Records about charts and figures:
/---

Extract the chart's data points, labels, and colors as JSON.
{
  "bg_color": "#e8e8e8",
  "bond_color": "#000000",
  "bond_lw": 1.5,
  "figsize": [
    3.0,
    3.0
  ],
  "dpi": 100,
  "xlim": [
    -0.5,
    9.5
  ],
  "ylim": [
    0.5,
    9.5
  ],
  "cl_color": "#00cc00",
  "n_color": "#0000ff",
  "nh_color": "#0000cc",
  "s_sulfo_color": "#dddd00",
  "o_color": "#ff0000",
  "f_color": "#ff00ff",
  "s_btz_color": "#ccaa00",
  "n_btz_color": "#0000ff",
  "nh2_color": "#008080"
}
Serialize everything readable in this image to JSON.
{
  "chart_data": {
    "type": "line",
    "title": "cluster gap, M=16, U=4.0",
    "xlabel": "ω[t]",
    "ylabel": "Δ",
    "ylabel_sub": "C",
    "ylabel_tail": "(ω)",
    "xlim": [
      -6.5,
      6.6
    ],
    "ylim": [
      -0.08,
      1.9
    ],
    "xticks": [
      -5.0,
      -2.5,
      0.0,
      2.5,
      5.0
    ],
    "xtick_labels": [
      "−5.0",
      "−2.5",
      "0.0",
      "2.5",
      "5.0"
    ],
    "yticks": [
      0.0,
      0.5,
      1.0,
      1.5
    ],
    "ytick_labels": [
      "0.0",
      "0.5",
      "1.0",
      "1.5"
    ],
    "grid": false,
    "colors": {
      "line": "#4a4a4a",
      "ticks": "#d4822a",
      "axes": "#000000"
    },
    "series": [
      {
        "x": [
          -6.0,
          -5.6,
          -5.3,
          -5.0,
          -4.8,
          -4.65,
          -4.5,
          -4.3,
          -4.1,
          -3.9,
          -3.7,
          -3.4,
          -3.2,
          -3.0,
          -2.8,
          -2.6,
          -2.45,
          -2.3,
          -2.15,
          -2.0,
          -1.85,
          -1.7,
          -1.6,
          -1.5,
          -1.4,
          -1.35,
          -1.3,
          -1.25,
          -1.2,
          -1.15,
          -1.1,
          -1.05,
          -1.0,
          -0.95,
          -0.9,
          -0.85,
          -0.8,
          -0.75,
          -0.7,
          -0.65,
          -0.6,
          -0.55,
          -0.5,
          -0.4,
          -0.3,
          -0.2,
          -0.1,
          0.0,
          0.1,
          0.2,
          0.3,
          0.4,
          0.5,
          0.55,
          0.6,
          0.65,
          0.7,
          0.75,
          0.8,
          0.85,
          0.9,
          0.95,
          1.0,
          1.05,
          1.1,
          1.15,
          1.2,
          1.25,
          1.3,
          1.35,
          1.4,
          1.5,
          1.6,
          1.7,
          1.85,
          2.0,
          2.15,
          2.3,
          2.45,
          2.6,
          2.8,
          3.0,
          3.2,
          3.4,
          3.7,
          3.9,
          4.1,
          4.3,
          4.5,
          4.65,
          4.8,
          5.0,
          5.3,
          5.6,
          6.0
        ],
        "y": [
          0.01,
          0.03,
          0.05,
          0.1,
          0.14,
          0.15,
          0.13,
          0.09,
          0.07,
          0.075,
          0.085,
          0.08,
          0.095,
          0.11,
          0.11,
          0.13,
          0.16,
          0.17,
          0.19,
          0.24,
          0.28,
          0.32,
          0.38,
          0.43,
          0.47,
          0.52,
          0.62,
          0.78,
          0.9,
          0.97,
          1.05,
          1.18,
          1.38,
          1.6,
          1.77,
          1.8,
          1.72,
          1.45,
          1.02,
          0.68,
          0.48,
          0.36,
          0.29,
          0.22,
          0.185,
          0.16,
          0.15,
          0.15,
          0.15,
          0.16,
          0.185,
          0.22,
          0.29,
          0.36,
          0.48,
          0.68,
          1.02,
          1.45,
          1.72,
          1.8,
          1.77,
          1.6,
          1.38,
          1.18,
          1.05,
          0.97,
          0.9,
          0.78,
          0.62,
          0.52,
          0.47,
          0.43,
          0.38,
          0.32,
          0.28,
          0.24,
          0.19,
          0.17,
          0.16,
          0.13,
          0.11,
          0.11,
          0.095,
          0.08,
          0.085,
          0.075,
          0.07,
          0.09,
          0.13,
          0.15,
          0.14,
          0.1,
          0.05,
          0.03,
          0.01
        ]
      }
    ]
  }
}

\---

● What is expected: Check each line of the records for the word "colors", and show the lines that contain it.

● Output below:
Extract the chart's data points, labels, and colors as JSON.
    "colors": {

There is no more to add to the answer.